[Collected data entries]
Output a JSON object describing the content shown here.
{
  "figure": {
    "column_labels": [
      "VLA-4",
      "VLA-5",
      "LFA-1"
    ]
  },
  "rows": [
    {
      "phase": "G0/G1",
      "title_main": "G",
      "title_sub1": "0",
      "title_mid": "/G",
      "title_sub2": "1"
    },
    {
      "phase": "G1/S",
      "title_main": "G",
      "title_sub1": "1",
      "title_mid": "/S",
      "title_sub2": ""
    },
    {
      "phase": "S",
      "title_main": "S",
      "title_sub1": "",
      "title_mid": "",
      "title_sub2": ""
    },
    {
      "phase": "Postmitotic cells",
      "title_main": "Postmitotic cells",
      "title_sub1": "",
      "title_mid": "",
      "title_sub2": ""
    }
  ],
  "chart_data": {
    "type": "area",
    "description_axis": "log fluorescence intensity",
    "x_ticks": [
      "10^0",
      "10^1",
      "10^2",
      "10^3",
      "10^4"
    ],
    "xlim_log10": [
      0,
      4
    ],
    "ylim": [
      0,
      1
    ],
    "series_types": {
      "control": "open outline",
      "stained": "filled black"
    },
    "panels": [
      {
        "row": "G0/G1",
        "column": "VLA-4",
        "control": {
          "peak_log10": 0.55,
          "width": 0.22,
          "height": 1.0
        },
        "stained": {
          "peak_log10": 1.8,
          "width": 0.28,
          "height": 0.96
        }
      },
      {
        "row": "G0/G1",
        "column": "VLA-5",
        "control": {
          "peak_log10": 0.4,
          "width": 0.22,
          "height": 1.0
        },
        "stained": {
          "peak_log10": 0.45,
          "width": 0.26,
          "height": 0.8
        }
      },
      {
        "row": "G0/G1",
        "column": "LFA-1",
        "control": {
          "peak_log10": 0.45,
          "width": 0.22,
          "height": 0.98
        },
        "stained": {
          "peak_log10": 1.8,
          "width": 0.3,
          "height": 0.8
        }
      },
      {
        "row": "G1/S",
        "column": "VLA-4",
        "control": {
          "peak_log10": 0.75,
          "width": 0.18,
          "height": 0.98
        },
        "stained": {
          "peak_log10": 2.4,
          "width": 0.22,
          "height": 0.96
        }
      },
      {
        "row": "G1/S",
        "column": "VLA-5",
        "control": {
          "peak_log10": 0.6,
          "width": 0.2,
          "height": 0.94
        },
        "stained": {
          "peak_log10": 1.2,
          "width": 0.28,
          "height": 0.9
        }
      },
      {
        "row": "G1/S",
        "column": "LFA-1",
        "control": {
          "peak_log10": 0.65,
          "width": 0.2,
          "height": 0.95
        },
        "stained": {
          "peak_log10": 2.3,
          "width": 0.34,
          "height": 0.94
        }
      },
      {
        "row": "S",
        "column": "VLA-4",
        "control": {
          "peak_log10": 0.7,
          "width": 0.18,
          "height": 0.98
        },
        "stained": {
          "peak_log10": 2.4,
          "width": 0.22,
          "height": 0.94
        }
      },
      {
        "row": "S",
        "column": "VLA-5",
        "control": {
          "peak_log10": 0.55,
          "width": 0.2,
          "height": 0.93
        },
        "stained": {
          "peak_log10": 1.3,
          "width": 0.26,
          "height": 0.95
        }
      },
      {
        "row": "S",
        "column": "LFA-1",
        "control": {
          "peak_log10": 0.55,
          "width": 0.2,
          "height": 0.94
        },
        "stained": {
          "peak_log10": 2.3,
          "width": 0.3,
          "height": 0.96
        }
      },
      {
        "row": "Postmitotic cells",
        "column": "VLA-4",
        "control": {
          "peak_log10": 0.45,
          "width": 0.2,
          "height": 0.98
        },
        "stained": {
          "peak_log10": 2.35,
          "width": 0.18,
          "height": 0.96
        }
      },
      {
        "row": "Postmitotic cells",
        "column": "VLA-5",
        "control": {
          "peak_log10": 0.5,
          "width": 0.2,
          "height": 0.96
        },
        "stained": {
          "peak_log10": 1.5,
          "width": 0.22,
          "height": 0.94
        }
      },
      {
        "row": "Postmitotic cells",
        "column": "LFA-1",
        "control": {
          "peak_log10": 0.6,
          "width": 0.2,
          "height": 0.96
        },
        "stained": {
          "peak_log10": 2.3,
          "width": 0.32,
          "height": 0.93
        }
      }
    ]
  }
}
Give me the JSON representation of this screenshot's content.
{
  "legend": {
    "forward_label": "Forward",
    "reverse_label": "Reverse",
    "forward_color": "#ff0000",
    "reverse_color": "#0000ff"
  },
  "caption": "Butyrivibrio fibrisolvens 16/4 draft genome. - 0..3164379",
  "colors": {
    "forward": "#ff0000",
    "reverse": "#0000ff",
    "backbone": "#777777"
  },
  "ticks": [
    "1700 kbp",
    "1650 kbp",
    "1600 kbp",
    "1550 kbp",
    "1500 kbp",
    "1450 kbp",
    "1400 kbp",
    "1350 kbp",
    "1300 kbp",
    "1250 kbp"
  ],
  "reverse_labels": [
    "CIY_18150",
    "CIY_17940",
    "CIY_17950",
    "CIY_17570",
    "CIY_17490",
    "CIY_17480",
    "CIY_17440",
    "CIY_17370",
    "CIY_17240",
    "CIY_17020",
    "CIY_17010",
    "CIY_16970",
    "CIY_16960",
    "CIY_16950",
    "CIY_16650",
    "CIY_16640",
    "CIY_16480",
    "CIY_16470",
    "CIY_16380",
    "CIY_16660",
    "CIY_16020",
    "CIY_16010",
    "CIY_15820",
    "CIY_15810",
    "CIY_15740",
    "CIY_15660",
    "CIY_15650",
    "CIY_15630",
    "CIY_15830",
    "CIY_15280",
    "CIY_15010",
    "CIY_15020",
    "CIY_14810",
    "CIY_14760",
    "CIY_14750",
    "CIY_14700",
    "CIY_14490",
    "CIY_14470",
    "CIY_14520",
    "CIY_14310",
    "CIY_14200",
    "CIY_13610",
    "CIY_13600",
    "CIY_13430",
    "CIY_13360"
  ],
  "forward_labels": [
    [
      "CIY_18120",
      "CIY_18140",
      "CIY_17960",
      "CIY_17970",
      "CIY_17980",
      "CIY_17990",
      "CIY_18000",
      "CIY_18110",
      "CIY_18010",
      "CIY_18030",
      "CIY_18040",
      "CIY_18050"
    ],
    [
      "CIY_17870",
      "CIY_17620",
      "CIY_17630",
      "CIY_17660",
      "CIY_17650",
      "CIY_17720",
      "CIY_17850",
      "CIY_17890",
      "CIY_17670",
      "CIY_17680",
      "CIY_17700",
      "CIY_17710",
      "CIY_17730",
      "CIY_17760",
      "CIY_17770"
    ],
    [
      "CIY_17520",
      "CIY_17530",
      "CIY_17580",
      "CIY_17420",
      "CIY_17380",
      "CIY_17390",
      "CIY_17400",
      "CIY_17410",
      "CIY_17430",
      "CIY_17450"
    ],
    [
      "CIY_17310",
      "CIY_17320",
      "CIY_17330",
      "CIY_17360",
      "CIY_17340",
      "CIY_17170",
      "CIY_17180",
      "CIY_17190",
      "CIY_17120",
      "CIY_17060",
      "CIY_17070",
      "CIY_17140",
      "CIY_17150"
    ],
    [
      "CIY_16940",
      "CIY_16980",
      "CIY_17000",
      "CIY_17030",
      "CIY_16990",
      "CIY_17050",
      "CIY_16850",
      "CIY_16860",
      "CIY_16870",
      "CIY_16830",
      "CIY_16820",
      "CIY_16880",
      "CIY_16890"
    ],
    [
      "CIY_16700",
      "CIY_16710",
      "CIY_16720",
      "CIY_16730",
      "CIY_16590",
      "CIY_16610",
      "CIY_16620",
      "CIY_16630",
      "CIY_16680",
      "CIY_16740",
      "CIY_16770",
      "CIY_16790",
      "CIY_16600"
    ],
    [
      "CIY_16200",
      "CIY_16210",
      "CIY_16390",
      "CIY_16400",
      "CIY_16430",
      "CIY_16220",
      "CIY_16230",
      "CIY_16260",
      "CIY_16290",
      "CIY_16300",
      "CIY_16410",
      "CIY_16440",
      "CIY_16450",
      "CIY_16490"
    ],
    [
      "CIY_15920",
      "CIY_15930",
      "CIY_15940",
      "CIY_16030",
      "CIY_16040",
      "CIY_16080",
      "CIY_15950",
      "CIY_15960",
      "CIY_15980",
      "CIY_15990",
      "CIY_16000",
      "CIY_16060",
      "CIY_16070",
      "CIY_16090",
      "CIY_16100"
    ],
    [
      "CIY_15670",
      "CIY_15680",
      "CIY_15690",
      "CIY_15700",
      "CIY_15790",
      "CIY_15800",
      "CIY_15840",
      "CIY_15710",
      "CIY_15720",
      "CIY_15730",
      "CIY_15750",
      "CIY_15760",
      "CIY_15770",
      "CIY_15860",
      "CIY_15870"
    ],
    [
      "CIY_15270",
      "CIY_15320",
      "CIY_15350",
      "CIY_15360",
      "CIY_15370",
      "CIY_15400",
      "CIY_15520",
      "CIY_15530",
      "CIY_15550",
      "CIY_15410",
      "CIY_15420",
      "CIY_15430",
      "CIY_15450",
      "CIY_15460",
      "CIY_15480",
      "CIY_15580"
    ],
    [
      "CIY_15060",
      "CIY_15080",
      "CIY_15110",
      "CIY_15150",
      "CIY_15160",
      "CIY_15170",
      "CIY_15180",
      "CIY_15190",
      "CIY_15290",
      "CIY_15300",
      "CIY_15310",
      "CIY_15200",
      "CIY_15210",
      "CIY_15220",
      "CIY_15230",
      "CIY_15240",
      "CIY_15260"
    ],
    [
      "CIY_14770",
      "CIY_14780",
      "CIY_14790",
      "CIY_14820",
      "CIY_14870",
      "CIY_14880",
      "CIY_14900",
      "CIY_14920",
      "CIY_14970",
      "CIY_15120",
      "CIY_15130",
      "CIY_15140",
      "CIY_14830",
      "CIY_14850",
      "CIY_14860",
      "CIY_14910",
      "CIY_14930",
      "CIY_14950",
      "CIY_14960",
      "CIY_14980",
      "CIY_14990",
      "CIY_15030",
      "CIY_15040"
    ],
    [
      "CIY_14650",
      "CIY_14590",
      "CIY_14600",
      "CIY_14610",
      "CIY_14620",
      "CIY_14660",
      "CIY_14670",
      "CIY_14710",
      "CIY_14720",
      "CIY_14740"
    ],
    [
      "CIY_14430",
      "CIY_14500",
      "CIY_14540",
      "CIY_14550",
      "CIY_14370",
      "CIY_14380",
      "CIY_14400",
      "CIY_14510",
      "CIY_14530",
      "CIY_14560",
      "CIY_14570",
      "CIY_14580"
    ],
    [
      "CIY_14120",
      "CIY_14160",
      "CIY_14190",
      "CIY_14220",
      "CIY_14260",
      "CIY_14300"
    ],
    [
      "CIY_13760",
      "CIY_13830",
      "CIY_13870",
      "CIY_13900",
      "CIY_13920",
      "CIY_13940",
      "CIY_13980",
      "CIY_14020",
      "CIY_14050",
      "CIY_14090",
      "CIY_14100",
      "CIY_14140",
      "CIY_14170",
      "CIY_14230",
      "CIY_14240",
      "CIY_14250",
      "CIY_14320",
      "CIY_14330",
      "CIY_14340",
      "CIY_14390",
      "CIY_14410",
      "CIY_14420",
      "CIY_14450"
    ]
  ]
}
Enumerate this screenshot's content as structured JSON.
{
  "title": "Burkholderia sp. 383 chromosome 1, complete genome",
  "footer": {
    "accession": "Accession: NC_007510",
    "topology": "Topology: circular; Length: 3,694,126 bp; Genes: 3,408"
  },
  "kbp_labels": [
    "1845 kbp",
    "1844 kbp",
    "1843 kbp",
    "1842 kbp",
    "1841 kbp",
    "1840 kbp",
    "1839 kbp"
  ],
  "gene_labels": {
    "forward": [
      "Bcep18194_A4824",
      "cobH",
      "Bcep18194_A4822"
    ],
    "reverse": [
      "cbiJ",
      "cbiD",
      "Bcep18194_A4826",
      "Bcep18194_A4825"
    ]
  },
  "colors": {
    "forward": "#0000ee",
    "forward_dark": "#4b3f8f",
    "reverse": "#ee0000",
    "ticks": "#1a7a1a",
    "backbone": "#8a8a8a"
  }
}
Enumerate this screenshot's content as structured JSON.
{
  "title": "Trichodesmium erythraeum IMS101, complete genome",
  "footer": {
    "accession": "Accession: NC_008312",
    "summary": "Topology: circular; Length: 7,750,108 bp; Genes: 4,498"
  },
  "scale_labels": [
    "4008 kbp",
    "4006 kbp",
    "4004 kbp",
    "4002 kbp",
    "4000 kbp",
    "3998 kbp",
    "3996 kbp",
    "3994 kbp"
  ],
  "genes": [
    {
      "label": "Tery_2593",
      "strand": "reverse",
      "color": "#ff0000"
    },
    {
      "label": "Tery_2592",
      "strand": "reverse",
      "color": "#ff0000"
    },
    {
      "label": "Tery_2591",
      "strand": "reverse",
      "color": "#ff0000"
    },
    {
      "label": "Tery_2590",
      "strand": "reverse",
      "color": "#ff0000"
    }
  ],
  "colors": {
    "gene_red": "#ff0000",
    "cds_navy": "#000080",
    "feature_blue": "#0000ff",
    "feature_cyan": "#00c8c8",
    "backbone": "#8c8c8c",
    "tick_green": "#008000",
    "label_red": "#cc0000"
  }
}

* _Your instructions_
From the records above, show each line that contains the word "backbone".

* _Your solution_
    "backbone": "#777777"
    "backbone": "#8a8a8a"
    "backbone": "#8c8c8c",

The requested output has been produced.